- [Task brief] Set down the full listing exactly as given. Any pictures are to be left out.

- [Given data]
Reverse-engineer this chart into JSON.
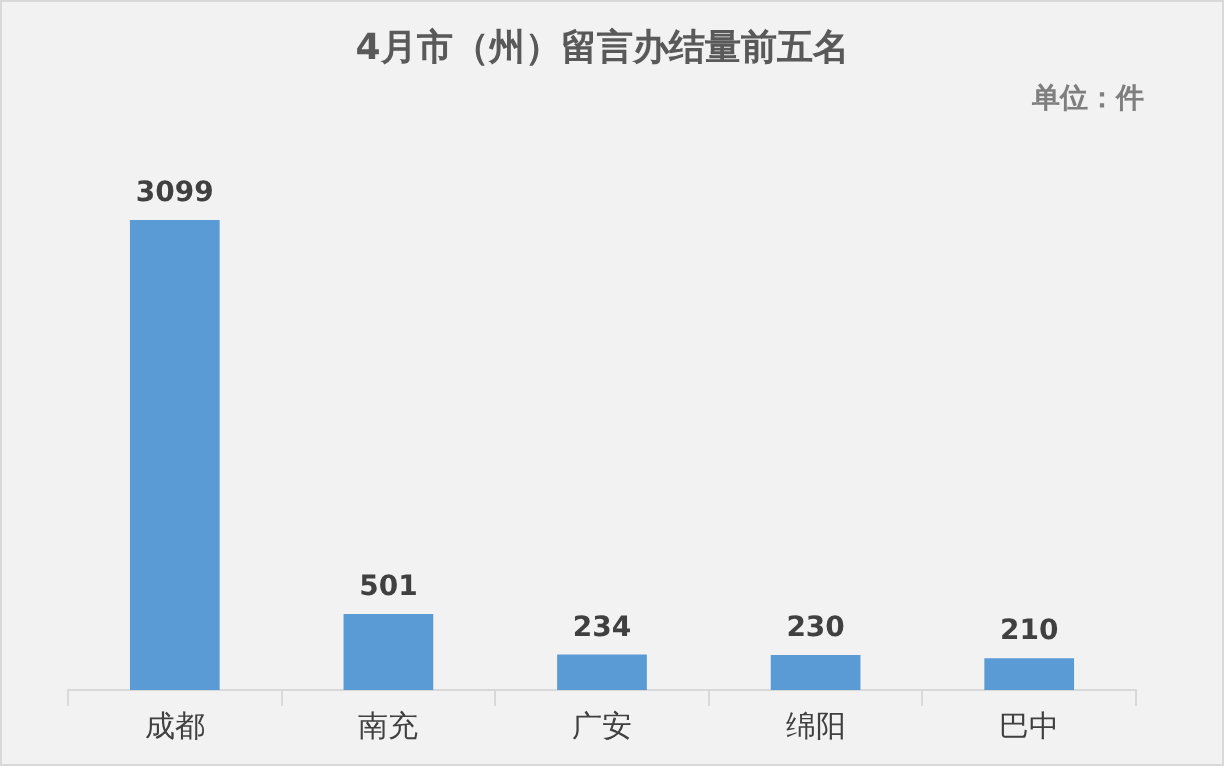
{
  "chart_data": {
    "type": "bar",
    "title": "4月市（州）留言办结量前五名",
    "annotations": [
      "单位：件"
    ],
    "categories": [
      "成都",
      "南充",
      "广安",
      "绵阳",
      "巴中"
    ],
    "values": [
      3099,
      501,
      234,
      230,
      210
    ],
    "color": "#5b9bd5",
    "data_labels": true,
    "grid": false,
    "legend": false
  }
}
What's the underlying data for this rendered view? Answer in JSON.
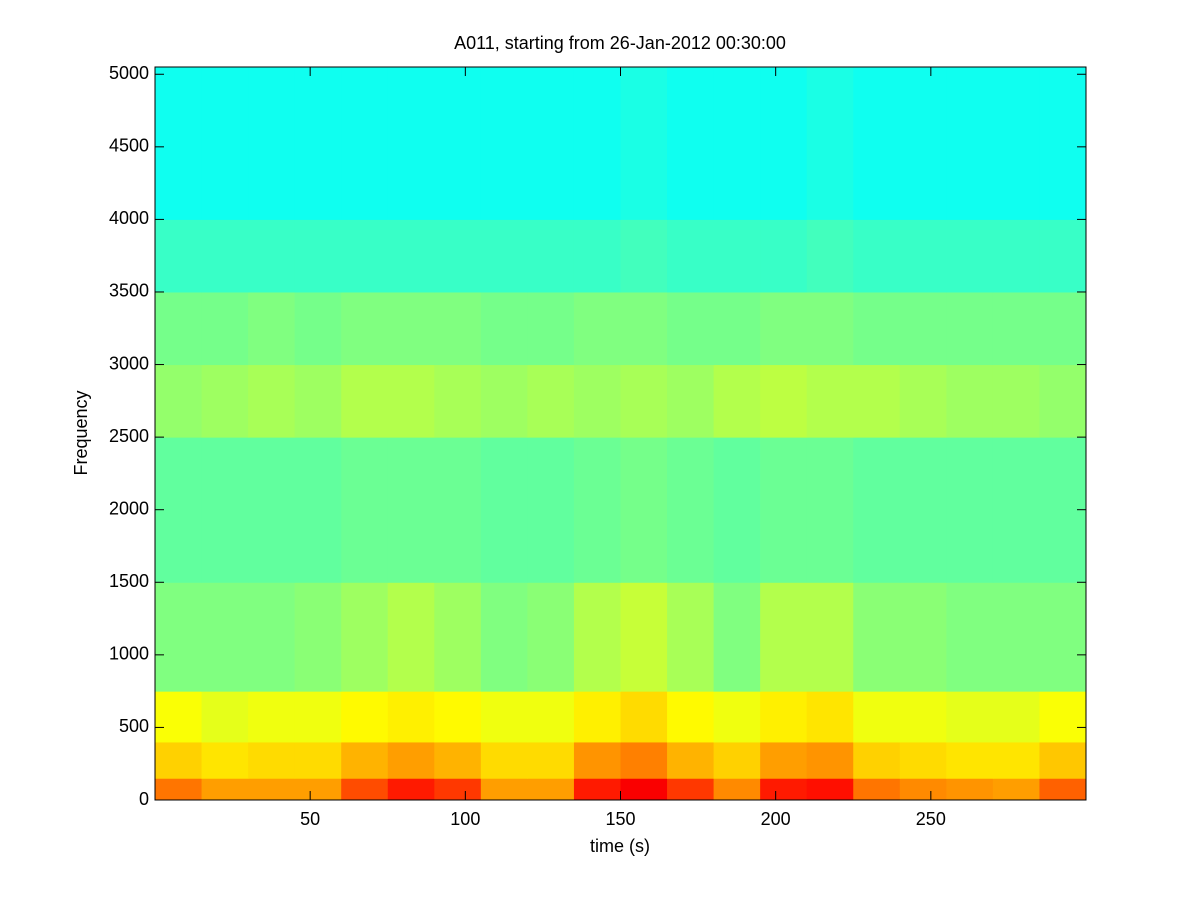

- [Solution]
Reverse-engineer this chart into JSON.
{
  "chart_data": {
    "type": "bar",
    "title": "4月市（州）留言办结量前五名",
    "annotations": [
      "单位：件"
    ],
    "categories": [
      "成都",
      "南充",
      "广安",
      "绵阳",
      "巴中"
    ],
    "values": [
      3099,
      501,
      234,
      230,
      210
    ],
    "color": "#5b9bd5",
    "data_labels": true,
    "grid": false,
    "legend": false
  }
}
What's the underlying data for this rendered view? Answer in JSON.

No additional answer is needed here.